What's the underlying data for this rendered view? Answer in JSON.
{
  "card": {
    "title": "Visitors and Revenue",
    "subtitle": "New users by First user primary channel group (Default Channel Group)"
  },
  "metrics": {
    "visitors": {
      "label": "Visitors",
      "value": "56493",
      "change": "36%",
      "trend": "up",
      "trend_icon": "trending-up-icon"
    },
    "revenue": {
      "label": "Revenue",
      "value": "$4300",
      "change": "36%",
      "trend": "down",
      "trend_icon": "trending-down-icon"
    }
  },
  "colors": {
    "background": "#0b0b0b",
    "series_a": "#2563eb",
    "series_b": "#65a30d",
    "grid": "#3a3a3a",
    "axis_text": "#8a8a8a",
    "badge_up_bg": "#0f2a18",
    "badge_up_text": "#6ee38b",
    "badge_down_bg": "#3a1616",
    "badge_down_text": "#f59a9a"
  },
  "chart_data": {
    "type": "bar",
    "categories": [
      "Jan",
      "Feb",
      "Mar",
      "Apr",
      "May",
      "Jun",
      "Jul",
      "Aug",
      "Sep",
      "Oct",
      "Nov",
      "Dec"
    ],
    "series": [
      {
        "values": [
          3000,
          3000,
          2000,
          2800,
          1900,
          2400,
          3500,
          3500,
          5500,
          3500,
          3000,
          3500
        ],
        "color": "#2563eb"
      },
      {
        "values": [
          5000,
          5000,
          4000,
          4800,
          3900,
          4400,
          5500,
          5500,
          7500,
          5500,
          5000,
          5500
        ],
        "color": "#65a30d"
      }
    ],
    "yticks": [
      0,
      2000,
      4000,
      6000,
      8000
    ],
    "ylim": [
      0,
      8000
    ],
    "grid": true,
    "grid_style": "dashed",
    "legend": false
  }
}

» EXERCISE TASK: Return every entry exactly as given.

» FULL OUTPUT:
What's the underlying data for this rendered view? Answer in JSON.
{
  "card": {
    "title": "Visitors and Revenue",
    "subtitle": "New users by First user primary channel group (Default Channel Group)"
  },
  "metrics": {
    "visitors": {
      "label": "Visitors",
      "value": "56493",
      "change": "36%",
      "trend": "up",
      "trend_icon": "trending-up-icon"
    },
    "revenue": {
      "label": "Revenue",
      "value": "$4300",
      "change": "36%",
      "trend": "down",
      "trend_icon": "trending-down-icon"
    }
  },
  "colors": {
    "background": "#0b0b0b",
    "series_a": "#2563eb",
    "series_b": "#65a30d",
    "grid": "#3a3a3a",
    "axis_text": "#8a8a8a",
    "badge_up_bg": "#0f2a18",
    "badge_up_text": "#6ee38b",
    "badge_down_bg": "#3a1616",
    "badge_down_text": "#f59a9a"
  },
  "chart_data": {
    "type": "bar",
    "categories": [
      "Jan",
      "Feb",
      "Mar",
      "Apr",
      "May",
      "Jun",
      "Jul",
      "Aug",
      "Sep",
      "Oct",
      "Nov",
      "Dec"
    ],
    "series": [
      {
        "values": [
          3000,
          3000,
          2000,
          2800,
          1900,
          2400,
          3500,
          3500,
          5500,
          3500,
          3000,
          3500
        ],
        "color": "#2563eb"
      },
      {
        "values": [
          5000,
          5000,
          4000,
          4800,
          3900,
          4400,
          5500,
          5500,
          7500,
          5500,
          5000,
          5500
        ],
        "color": "#65a30d"
      }
    ],
    "yticks": [
      0,
      2000,
      4000,
      6000,
      8000
    ],
    "ylim": [
      0,
      8000
    ],
    "grid": true,
    "grid_style": "dashed",
    "legend": false
  }
}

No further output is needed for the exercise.